» Extrait à lire
+ + + +

Et je vois un jeune Valade,
Un jeune Valade à pas lents,


lorsque tant de poètes parnassiens ou non, baudelairiens ou poësques, se rencontraient avec leurs cadets, Richepin, Bouchor, Bourget, Rollinat, A. Froger, Ponchon, le peintre Tanzi, Michel de l’Hay, Guillaume Livet, l’avocat Adrien Lefort, Alexandre Hepp, qui publiait ses premiers vers, Vautrey, Edmond Deschaumes, frais émoulu du collège.

Ici je cite quelques lignes publiées dans le Voltaire par Guillaume Livet :

« On y (au Sherry) causait beaucoup, on buvait ferme, et on rêvait de l’avenir.

« Dans un coin s’installait, depuis l’heure de l’absinthe jusqu’à l’heure de la fermeture, un grand garçon très brun, avec les cheveux sur le front et la barbe en pointe, comme Mounet-Sully, remarquable par une figure à caractère méridional ; il buvait bien, sans se griser, mais ne soufflait mot, assistant, tranquille, aux grandes discussions artistiques, et menant si peu de bruit qu’on se s’inquiétait pas de lui, et qu’on le regardait comme faisant partie du mobilier — à céder avec le fonds le jour de la faillite !

« — Qui est donc ce monsieur ? demanda un jour quelqu’un.

« — C’est Émile Goudeau, un employé du ministère des finances, répondit dédaigneusement la patronne.

« Et il n’en fut plus autrement question. Bon camarade d’ailleurs, il nous accompagnait souvent dans nos courses à travers Paris, et, toujours solide, ramenait au logis ceux d’entre nous qu’avait incommodés la bière[1]. »

+ + + +

» Jeu de données
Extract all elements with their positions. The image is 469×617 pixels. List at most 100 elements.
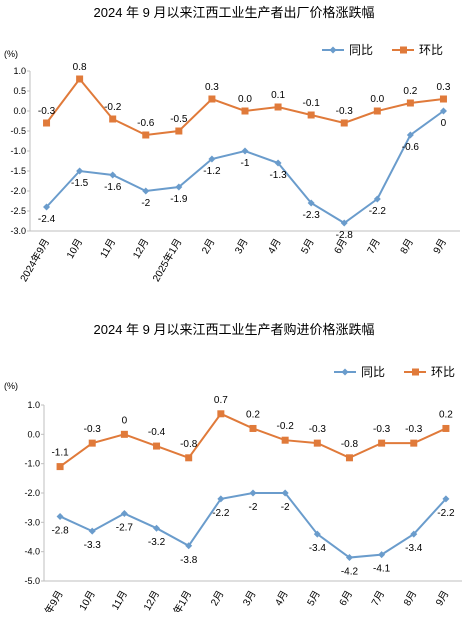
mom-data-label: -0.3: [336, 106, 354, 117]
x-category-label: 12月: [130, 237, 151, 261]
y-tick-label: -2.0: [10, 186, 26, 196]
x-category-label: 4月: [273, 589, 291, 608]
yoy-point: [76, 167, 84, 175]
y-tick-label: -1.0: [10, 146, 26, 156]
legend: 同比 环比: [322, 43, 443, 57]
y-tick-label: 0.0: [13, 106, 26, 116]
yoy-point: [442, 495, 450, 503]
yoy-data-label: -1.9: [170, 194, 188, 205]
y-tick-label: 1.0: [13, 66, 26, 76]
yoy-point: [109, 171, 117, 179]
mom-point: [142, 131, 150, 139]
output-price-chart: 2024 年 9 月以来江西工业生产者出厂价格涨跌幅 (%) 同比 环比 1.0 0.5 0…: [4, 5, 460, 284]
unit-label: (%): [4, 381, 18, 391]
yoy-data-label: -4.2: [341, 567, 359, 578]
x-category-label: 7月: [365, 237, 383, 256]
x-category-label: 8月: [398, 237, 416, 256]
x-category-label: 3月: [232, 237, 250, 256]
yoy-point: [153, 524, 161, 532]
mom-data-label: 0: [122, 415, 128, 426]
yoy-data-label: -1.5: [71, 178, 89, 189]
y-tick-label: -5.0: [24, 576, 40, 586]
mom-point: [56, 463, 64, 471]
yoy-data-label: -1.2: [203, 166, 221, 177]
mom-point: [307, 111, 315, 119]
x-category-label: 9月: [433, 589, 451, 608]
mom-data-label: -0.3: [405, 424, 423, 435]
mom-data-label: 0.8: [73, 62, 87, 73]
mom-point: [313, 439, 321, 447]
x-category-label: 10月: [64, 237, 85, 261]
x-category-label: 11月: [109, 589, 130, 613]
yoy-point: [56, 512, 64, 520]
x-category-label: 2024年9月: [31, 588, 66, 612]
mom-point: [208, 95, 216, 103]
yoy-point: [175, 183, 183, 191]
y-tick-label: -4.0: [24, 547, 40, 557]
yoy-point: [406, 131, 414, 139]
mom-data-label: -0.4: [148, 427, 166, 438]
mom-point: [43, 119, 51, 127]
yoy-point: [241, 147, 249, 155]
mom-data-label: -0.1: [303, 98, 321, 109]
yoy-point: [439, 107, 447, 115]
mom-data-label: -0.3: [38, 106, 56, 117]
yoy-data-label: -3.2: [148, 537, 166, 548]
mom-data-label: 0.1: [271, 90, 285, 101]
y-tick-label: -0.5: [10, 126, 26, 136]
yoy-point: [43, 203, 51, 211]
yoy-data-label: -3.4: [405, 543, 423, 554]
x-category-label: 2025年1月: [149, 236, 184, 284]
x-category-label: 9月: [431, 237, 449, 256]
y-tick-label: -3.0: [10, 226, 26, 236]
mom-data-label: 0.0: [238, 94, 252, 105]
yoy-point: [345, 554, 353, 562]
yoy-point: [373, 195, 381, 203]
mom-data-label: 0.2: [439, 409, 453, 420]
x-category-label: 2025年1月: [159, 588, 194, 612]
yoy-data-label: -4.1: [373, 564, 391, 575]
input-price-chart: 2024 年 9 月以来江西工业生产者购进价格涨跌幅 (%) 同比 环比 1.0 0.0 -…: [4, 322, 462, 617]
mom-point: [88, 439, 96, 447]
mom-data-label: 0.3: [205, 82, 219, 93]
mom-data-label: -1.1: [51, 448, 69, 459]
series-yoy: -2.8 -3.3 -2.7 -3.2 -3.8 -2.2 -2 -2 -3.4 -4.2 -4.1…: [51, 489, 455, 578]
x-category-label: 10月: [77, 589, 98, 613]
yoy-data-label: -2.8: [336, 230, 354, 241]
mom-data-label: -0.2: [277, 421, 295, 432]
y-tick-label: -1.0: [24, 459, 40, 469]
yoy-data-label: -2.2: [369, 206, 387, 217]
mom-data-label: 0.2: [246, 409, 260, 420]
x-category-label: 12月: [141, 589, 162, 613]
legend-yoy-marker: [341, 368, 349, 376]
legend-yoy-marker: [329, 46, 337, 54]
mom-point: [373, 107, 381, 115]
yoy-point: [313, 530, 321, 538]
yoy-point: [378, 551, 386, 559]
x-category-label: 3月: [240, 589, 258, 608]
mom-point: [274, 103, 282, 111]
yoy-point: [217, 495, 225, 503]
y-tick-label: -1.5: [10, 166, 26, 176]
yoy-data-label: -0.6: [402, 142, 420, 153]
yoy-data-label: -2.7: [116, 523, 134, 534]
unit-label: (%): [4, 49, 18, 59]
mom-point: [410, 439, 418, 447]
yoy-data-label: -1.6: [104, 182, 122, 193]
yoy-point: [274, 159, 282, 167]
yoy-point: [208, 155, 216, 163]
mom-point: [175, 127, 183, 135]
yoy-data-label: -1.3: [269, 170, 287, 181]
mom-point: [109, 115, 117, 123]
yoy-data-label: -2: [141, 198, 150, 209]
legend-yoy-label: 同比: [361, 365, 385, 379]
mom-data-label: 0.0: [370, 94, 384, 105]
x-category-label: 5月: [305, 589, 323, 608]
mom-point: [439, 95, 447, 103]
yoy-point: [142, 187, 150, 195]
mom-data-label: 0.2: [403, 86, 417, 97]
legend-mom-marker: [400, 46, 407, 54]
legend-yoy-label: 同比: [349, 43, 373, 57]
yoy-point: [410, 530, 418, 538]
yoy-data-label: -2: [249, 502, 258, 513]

+ + + +

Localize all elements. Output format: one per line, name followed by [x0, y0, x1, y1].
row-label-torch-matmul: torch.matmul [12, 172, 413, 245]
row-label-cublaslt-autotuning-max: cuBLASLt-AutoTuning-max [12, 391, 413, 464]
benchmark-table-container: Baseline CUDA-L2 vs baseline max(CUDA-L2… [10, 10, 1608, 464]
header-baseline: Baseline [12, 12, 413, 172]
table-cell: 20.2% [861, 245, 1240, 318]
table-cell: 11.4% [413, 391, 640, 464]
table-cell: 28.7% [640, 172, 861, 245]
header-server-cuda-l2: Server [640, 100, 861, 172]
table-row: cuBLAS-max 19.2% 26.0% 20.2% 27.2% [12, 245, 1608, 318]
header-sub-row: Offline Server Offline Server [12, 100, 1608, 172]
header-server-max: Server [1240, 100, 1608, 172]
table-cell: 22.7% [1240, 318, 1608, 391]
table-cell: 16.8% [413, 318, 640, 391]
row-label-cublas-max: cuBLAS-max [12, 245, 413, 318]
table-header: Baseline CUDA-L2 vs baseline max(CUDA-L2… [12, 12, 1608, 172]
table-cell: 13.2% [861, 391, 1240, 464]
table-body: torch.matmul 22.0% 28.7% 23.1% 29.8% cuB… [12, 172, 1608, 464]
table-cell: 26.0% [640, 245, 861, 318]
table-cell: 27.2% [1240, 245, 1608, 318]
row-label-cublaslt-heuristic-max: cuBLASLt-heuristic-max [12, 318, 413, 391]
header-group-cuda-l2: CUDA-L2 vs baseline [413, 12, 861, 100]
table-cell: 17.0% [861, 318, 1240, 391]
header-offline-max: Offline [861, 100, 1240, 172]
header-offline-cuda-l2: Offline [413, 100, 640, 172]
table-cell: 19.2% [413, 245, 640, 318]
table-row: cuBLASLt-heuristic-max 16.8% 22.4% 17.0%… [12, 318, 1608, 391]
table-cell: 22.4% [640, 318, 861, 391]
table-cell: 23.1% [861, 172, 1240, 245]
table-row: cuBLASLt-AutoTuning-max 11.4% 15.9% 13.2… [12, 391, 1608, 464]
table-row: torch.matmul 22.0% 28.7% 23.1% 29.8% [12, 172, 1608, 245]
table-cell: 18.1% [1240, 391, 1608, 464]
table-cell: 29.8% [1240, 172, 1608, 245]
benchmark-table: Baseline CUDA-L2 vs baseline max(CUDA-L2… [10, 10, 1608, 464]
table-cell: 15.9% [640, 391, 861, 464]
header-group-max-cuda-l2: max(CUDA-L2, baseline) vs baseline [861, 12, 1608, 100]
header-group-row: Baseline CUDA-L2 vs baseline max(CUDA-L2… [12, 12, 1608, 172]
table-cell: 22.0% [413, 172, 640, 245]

+ + + +

» Exercice 1
D'après l'extrait, que faisait Émile Goudeau selon la réponse de la patronne ?
» Exercice 2
Recopiez le passage de l'extrait qui va de « Et je vois un » à « rêvait de l’avenir. », en remplaçant « Sherry » par « café ».
Le listing est sans rapport avec l'extrait.

» Réponse rédigée 1
Il était employé au ministère des finances.

» Réponse rédigée 2
Et je vois un jeune Valade,
Un jeune Valade à pas lents,


lorsque tant de poètes parnassiens ou non, baudelairiens ou poësques, se rencontraient avec leurs cadets, Richepin, Bouchor, Bourget, Rollinat, A. Froger, Ponchon, le peintre Tanzi, Michel de l’Hay, Guillaume Livet, l’avocat Adrien Lefort, Alexandre Hepp, qui publiait ses premiers vers, Vautrey, Edmond Deschaumes, frais émoulu du collège.

Ici je cite quelques lignes publiées dans le Voltaire par Guillaume Livet :

« On y (au café) causait beaucoup, on buvait ferme, et on rêvait de l’avenir.